- **Quoted passage**
>> Start

Tests for ShadowingAdapter.
"""

import asyncio
import time

from llm_connect.adapter import LLMAdapter
from llm_connect.grading import ExactMatchJudge, PairedGrader
from llm_connect.models import LLMResponse, RunConfig
from llm_connect.quality import QualityLedger
from llm_connect.shadowing import ShadowingAdapter


class StaticAdapter(LLMAdapter):
    def __init__(
        self,
        content: str,
        *,
        model: str = "model",
        cost_usd: float = 0.0,
        fail: bool = False,
        delay_seconds: float = 0.0,
    ):
        self.content = content
        self.model = model
        self.cost_usd = cost_usd
        self.fail = fail
        self.delay_seconds = delay_seconds
        self.calls = 0

    def execute_prompt(self, prompt: str, config: RunConfig) -> LLMResponse:
        self.calls += 1
        if self.delay_seconds:
            time.sleep(self.delay_seconds)
        if self.fail:
            raise RuntimeError("adapter failed")
        return LLMResponse(
            content=self.content,
            model=self.model,
            usage={
                "prompt_tokens": len(prompt.split()),
                "completion_tokens": len(self.content.split()),
                "total_tokens": len(prompt.split()) + len(self.content.split()),
            },
            metadata={"cost_usd": self.cost_usd, "latency_ms": 42.0},
        )

>> End

- **Dataset section**

>> Start

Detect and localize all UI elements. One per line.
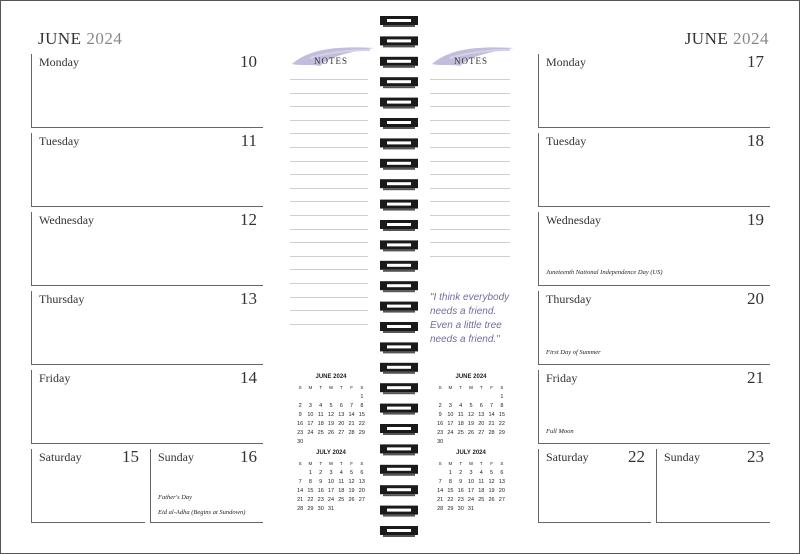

>> End

- **Exercises to complete**
1. Give back the ShadowingAdapter test code word for word, from "def execute_prompt(self, prompt: str, config: RunConfig)" to "time.sleep(self.delay_seconds)".
2. In the ShadowingAdapter test code, under what condition does the execute_prompt method of StaticAdapter raise an error, and what does it do before that check?
The data has nothing to do with what you're asked to do here.

- **Results of the exercise**
1.
def execute_prompt(self, prompt: str, config: RunConfig) -> LLMResponse:
        self.calls += 1
        if self.delay_seconds:
            time.sleep(self.delay_seconds)

2. It raises a RuntimeError with the message "adapter failed" when the adapter was created with fail set to True. Before that check, it adds one to its call count and, if a delay was set, sleeps for that many seconds.